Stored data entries
--
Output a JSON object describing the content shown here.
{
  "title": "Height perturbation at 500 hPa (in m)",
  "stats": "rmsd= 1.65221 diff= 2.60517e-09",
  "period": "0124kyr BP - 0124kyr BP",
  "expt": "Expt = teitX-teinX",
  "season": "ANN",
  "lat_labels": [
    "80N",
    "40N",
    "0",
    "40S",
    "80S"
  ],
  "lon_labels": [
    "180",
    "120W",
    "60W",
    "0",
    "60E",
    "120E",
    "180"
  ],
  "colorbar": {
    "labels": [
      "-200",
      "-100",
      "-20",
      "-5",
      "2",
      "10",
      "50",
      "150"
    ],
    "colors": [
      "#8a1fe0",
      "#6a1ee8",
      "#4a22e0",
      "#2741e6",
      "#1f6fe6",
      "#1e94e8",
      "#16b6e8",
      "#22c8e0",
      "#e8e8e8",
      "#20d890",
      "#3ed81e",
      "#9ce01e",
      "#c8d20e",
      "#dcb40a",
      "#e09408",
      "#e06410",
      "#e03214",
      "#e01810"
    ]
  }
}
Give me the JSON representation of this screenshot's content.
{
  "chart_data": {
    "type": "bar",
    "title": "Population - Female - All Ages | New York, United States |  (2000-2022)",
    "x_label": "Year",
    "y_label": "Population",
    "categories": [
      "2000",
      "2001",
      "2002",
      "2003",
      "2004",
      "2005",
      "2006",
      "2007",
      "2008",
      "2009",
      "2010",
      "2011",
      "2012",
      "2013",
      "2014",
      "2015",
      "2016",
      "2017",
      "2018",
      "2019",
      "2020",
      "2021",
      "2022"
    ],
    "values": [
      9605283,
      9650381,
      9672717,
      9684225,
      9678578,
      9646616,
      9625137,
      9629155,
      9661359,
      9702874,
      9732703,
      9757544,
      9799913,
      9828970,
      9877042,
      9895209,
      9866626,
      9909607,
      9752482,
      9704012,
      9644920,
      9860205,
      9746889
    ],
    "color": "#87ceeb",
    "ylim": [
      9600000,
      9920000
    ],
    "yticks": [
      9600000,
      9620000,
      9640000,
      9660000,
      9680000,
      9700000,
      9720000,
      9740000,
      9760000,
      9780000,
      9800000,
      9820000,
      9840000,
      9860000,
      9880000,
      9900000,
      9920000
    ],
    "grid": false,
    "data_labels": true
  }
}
--
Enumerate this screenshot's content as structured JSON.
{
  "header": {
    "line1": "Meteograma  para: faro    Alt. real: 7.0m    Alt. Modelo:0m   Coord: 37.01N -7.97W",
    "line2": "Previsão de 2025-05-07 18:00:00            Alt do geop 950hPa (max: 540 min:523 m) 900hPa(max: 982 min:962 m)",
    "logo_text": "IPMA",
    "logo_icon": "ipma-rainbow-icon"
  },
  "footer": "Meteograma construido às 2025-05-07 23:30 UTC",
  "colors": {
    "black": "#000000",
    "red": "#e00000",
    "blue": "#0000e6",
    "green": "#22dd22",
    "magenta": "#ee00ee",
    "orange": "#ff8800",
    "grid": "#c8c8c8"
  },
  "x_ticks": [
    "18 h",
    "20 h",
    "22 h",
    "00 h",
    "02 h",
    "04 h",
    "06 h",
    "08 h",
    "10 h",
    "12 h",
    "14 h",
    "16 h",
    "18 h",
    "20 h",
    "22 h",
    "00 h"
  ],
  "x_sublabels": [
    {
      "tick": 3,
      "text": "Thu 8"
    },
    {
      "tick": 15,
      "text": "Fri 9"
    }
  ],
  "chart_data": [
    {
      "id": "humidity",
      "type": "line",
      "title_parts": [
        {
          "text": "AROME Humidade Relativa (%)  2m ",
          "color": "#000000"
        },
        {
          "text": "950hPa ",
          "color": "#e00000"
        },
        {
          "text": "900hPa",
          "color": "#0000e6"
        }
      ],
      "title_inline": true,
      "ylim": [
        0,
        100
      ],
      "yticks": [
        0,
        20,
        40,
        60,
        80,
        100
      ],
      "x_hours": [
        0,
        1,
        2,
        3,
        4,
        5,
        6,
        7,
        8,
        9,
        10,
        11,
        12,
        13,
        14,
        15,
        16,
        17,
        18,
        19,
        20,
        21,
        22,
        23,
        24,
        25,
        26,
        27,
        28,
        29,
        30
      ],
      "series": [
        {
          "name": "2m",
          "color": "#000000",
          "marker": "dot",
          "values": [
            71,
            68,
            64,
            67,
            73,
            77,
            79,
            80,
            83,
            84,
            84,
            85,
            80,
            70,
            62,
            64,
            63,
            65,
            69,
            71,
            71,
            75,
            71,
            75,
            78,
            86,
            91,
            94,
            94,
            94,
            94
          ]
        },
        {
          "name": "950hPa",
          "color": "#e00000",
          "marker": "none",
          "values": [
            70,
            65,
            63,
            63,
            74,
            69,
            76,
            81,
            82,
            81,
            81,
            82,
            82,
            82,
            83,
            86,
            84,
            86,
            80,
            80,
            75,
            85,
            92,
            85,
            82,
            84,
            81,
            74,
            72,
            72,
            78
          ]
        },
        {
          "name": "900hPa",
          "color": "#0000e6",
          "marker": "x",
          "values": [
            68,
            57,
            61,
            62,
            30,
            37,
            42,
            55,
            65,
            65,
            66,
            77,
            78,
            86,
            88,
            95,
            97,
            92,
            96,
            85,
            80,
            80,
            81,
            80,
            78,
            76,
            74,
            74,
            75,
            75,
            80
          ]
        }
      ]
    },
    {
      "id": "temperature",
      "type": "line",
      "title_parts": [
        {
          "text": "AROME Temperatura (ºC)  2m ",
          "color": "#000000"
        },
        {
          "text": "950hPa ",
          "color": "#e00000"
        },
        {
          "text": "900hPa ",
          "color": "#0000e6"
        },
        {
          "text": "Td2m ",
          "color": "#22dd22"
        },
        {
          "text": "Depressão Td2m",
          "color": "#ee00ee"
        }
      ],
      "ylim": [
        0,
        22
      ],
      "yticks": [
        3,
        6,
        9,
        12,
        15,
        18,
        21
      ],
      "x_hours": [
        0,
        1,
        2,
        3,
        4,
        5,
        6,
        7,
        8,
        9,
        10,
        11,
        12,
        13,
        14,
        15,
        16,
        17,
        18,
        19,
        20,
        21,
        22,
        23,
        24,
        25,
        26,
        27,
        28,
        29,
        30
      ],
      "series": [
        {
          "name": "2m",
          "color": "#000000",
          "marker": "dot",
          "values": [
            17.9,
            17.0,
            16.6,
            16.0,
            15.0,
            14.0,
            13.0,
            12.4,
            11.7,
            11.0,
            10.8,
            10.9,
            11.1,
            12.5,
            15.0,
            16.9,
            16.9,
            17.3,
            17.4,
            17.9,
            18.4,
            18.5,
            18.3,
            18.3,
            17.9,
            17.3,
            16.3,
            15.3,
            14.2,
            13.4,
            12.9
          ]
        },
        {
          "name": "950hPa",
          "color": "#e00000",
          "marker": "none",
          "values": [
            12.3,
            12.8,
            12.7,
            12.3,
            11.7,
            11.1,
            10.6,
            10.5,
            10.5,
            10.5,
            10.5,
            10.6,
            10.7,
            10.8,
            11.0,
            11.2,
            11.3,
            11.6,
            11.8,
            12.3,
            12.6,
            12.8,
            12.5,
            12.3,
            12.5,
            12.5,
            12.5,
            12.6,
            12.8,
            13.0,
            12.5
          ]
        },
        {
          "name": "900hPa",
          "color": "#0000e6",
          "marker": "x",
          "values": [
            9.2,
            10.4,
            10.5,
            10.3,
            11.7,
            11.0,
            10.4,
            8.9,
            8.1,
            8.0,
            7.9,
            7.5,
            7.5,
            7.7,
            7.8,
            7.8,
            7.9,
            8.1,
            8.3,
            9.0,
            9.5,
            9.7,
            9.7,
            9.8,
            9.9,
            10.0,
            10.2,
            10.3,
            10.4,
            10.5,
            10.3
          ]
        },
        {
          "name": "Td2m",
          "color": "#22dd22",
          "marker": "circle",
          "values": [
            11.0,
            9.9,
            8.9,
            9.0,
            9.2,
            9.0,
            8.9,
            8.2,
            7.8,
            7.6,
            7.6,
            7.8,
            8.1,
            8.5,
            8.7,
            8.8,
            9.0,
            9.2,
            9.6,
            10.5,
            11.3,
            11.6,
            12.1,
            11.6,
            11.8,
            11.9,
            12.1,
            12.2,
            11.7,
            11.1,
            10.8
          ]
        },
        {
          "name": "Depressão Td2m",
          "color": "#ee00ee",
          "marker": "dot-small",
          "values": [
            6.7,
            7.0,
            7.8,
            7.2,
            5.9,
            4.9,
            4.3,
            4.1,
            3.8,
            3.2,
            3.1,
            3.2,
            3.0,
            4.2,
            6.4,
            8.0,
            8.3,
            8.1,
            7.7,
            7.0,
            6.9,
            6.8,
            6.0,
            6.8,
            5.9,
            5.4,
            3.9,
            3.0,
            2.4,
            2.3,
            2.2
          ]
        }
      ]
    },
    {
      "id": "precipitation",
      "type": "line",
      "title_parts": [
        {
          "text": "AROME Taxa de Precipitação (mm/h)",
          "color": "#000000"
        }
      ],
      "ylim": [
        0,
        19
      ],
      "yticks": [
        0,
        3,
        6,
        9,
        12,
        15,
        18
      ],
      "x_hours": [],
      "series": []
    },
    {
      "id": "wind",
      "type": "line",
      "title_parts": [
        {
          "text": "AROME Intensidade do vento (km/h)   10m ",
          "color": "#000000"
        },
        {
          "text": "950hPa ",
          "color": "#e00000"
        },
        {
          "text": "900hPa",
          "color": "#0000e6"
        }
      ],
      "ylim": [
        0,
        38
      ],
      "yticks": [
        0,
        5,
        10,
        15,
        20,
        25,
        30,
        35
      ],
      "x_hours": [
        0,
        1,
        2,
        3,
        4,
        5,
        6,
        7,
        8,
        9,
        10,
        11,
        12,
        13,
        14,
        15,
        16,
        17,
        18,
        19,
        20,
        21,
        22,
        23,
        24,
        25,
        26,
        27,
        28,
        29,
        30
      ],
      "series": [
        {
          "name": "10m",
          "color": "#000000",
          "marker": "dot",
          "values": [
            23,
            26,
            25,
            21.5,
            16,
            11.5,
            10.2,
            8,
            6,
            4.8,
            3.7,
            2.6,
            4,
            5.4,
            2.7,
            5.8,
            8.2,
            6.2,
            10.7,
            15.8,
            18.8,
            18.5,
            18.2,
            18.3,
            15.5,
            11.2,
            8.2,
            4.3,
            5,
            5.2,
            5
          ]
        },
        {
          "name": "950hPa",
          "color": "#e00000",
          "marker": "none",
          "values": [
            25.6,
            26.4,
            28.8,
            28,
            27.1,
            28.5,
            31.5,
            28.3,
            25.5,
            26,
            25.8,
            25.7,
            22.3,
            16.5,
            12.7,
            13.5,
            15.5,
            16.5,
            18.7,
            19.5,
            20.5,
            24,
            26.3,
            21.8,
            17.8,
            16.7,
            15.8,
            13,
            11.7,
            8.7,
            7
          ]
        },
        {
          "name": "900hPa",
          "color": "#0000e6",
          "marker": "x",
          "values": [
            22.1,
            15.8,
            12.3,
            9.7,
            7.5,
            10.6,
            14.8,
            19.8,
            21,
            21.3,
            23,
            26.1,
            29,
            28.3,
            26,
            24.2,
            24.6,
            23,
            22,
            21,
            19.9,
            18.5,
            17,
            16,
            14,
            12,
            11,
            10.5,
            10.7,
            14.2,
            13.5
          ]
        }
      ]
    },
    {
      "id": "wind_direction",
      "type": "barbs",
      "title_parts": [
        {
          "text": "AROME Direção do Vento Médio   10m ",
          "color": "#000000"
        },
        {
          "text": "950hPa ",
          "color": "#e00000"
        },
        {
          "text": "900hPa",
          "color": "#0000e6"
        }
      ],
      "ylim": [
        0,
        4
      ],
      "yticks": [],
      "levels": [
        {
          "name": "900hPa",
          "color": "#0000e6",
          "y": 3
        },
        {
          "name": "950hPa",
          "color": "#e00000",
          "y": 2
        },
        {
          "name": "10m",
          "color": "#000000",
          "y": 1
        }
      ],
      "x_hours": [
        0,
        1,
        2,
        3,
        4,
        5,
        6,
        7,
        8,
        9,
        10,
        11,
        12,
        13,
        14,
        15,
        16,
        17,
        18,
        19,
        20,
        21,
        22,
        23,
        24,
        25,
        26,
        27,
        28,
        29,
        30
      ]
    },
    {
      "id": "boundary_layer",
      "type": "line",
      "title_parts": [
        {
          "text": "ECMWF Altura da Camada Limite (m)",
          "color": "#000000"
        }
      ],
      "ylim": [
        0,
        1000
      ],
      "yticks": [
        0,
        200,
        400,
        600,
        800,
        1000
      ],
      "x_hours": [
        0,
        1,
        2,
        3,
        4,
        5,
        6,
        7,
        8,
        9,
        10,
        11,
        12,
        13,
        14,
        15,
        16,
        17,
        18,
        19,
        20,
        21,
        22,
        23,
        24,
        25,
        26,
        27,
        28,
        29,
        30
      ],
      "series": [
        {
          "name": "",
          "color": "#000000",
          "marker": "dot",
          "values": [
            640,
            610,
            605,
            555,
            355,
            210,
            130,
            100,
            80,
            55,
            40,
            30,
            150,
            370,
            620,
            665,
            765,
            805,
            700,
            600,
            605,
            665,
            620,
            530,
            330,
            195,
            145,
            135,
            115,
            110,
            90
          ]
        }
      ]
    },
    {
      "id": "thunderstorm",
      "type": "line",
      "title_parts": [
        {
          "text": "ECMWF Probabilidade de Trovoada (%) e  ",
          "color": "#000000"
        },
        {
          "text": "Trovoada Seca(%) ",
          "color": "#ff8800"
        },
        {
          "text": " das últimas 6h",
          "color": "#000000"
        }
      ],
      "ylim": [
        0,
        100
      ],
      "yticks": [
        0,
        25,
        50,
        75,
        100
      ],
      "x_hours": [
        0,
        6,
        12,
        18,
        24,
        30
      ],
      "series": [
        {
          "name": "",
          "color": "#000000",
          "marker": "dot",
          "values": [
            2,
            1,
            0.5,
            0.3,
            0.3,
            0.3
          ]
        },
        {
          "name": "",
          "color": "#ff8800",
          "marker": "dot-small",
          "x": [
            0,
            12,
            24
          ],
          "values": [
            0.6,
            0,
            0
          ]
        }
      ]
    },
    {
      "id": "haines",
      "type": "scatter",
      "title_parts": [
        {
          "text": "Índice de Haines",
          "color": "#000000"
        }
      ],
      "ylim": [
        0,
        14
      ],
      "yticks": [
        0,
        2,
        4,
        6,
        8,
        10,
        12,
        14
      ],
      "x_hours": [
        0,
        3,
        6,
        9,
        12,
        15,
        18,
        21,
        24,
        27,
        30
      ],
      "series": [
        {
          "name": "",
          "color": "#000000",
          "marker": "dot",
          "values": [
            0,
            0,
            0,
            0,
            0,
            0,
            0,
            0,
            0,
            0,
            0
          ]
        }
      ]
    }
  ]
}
--
Prompt:
Take each line of the material that contains the word "JSON" and list it.

Output of the task:
Output a JSON object describing the content shown here.
Give me the JSON representation of this screenshot's content.
Enumerate this screenshot's content as structured JSON.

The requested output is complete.